Stated task: Output each entry below as it stands, leaving out every picture.

[Dataset records]
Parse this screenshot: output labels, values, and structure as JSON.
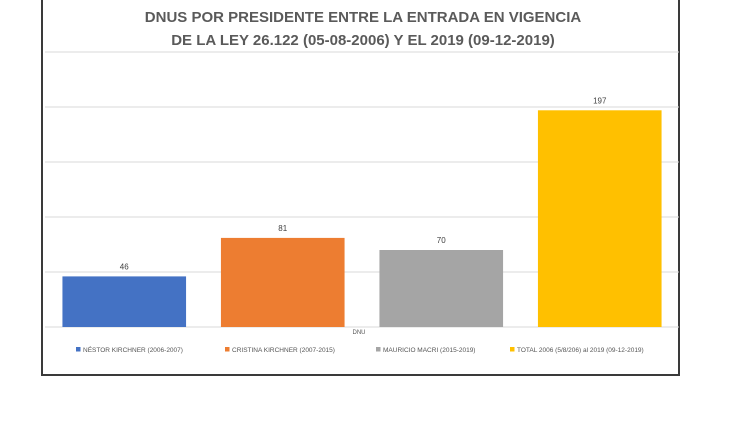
{
  "chart_data": {
    "type": "bar",
    "title_lines": [
      "DNUS POR PRESIDENTE ENTRE LA ENTRADA EN VIGENCIA",
      "DE LA LEY 26.122 (05-08-2006) Y EL 2019 (09-12-2019)"
    ],
    "xlabel": "DNU",
    "ylim": [
      0,
      250
    ],
    "grid": true,
    "legend_position": "bottom",
    "series": [
      {
        "name": "NÉSTOR KIRCHNER (2006-2007)",
        "value": 46,
        "color": "#4472c4"
      },
      {
        "name": "CRISTINA KIRCHNER (2007-2015)",
        "value": 81,
        "color": "#ed7d31"
      },
      {
        "name": "MAURICIO MACRI (2015-2019)",
        "value": 70,
        "color": "#a5a5a5"
      },
      {
        "name": "TOTAL 2006 (5/8/206) al 2019 (09-12-2019)",
        "value": 197,
        "color": "#ffc000"
      }
    ]
  }
}
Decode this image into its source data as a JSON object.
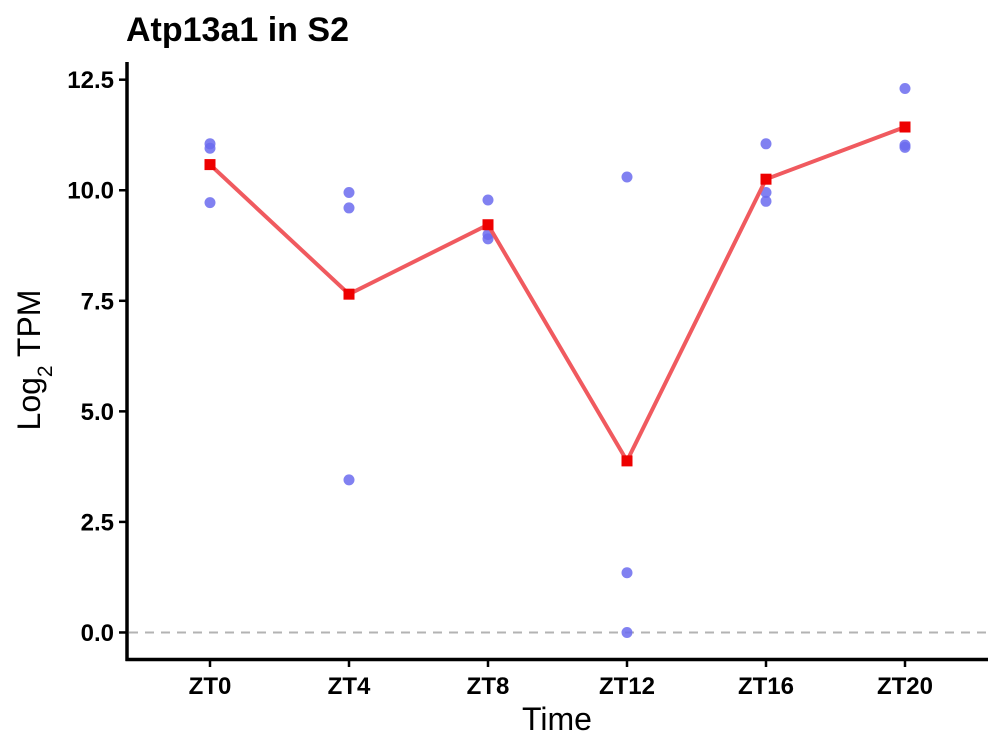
{
  "chart_data": {
    "type": "line",
    "title": "Atp13a1 in S2",
    "xlabel": "Time",
    "ylabel": {
      "main": "Log",
      "sub": "2",
      "rest": " TPM"
    },
    "categories": [
      "ZT0",
      "ZT4",
      "ZT8",
      "ZT12",
      "ZT16",
      "ZT20"
    ],
    "ylim": [
      -0.6,
      12.9
    ],
    "yticks": [
      0.0,
      2.5,
      5.0,
      7.5,
      10.0,
      12.5
    ],
    "ytick_labels": [
      "0.0",
      "2.5",
      "5.0",
      "7.5",
      "10.0",
      "12.5"
    ],
    "reference_line": 0,
    "series": [
      {
        "kind": "points",
        "color": "#6b6bef",
        "values": [
          [
            11.05,
            10.95,
            9.72
          ],
          [
            9.95,
            9.6,
            3.45
          ],
          [
            9.78,
            9.0,
            8.9
          ],
          [
            10.3,
            1.35,
            0.0
          ],
          [
            11.05,
            9.95,
            9.75
          ],
          [
            12.3,
            11.02,
            10.97
          ]
        ]
      },
      {
        "kind": "mean_line",
        "line_color": "#f05a5f",
        "marker_color": "#ee0000",
        "values": [
          10.58,
          7.65,
          9.22,
          3.88,
          10.25,
          11.43
        ]
      }
    ],
    "grid": false,
    "legend": "none"
  }
}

Expected answer:
Parse this screenshot: output labels, values, and structure as JSON.
{
  "chart_data": {
    "type": "bar",
    "title_lines": [
      "DNUS POR PRESIDENTE ENTRE LA ENTRADA EN VIGENCIA",
      "DE LA LEY 26.122 (05-08-2006) Y EL 2019 (09-12-2019)"
    ],
    "xlabel": "DNU",
    "ylim": [
      0,
      250
    ],
    "grid": true,
    "legend_position": "bottom",
    "series": [
      {
        "name": "NÉSTOR KIRCHNER (2006-2007)",
        "value": 46,
        "color": "#4472c4"
      },
      {
        "name": "CRISTINA KIRCHNER (2007-2015)",
        "value": 81,
        "color": "#ed7d31"
      },
      {
        "name": "MAURICIO MACRI (2015-2019)",
        "value": 70,
        "color": "#a5a5a5"
      },
      {
        "name": "TOTAL 2006 (5/8/206) al 2019 (09-12-2019)",
        "value": 197,
        "color": "#ffc000"
      }
    ]
  }
}
Decode this image into its source data as a JSON object.
{
  "chart_data": {
    "type": "line",
    "title": "Atp13a1 in S2",
    "xlabel": "Time",
    "ylabel": {
      "main": "Log",
      "sub": "2",
      "rest": " TPM"
    },
    "categories": [
      "ZT0",
      "ZT4",
      "ZT8",
      "ZT12",
      "ZT16",
      "ZT20"
    ],
    "ylim": [
      -0.6,
      12.9
    ],
    "yticks": [
      0.0,
      2.5,
      5.0,
      7.5,
      10.0,
      12.5
    ],
    "ytick_labels": [
      "0.0",
      "2.5",
      "5.0",
      "7.5",
      "10.0",
      "12.5"
    ],
    "reference_line": 0,
    "series": [
      {
        "kind": "points",
        "color": "#6b6bef",
        "values": [
          [
            11.05,
            10.95,
            9.72
          ],
          [
            9.95,
            9.6,
            3.45
          ],
          [
            9.78,
            9.0,
            8.9
          ],
          [
            10.3,
            1.35,
            0.0
          ],
          [
            11.05,
            9.95,
            9.75
          ],
          [
            12.3,
            11.02,
            10.97
          ]
        ]
      },
      {
        "kind": "mean_line",
        "line_color": "#f05a5f",
        "marker_color": "#ee0000",
        "values": [
          10.58,
          7.65,
          9.22,
          3.88,
          10.25,
          11.43
        ]
      }
    ],
    "grid": false,
    "legend": "none"
  }
}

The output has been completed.